__GOAL OF THE EXERCISE__. Every entry must be given again exactly.

__DATASET__.
• • •

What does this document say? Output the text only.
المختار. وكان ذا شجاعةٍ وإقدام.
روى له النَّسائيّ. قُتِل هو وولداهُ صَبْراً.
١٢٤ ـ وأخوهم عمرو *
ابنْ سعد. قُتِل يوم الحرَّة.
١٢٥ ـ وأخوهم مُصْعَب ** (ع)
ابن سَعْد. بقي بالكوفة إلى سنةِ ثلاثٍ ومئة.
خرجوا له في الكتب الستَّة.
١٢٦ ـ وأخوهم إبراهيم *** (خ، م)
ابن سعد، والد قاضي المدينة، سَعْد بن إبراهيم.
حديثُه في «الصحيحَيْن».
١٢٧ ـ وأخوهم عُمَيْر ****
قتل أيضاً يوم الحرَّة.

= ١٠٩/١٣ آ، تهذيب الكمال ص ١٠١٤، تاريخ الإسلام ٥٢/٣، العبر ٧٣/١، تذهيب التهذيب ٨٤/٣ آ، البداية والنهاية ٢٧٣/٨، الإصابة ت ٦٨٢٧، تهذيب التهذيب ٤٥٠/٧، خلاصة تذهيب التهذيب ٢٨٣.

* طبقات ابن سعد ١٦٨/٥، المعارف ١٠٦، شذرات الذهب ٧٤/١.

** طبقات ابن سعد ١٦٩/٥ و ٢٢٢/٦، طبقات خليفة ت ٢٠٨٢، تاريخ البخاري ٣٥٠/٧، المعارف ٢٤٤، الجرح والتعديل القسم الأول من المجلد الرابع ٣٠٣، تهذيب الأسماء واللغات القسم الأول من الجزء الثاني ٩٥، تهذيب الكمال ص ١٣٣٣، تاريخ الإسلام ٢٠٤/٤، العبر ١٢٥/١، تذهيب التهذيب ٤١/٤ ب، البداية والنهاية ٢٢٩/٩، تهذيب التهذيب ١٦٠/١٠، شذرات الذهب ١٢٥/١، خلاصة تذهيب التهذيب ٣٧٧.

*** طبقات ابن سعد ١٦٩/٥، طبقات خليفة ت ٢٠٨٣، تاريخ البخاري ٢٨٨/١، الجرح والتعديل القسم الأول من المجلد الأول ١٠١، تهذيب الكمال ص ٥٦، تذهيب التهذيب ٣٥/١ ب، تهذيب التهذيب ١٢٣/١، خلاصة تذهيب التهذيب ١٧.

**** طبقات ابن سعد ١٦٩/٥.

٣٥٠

• • •

__TASK OUTPUT__.
What does this document say? Output the text only.
المختار. وكان ذا شجاعةٍ وإقدام.
روى له النَّسائيّ. قُتِل هو وولداهُ صَبْراً.
١٢٤ ـ وأخوهم عمرو *
ابنْ سعد. قُتِل يوم الحرَّة.
١٢٥ ـ وأخوهم مُصْعَب ** (ع)
ابن سَعْد. بقي بالكوفة إلى سنةِ ثلاثٍ ومئة.
خرجوا له في الكتب الستَّة.
١٢٦ ـ وأخوهم إبراهيم *** (خ، م)
ابن سعد، والد قاضي المدينة، سَعْد بن إبراهيم.
حديثُه في «الصحيحَيْن».
١٢٧ ـ وأخوهم عُمَيْر ****
قتل أيضاً يوم الحرَّة.

= ١٠٩/١٣ آ، تهذيب الكمال ص ١٠١٤، تاريخ الإسلام ٥٢/٣، العبر ٧٣/١، تذهيب التهذيب ٨٤/٣ آ، البداية والنهاية ٢٧٣/٨، الإصابة ت ٦٨٢٧، تهذيب التهذيب ٤٥٠/٧، خلاصة تذهيب التهذيب ٢٨٣.

* طبقات ابن سعد ١٦٨/٥، المعارف ١٠٦، شذرات الذهب ٧٤/١.

** طبقات ابن سعد ١٦٩/٥ و ٢٢٢/٦، طبقات خليفة ت ٢٠٨٢، تاريخ البخاري ٣٥٠/٧، المعارف ٢٤٤، الجرح والتعديل القسم الأول من المجلد الرابع ٣٠٣، تهذيب الأسماء واللغات القسم الأول من الجزء الثاني ٩٥، تهذيب الكمال ص ١٣٣٣، تاريخ الإسلام ٢٠٤/٤، العبر ١٢٥/١، تذهيب التهذيب ٤١/٤ ب، البداية والنهاية ٢٢٩/٩، تهذيب التهذيب ١٦٠/١٠، شذرات الذهب ١٢٥/١، خلاصة تذهيب التهذيب ٣٧٧.

*** طبقات ابن سعد ١٦٩/٥، طبقات خليفة ت ٢٠٨٣، تاريخ البخاري ٢٨٨/١، الجرح والتعديل القسم الأول من المجلد الأول ١٠١، تهذيب الكمال ص ٥٦، تذهيب التهذيب ٣٥/١ ب، تهذيب التهذيب ١٢٣/١، خلاصة تذهيب التهذيب ١٧.

**** طبقات ابن سعد ١٦٩/٥.

٣٥٠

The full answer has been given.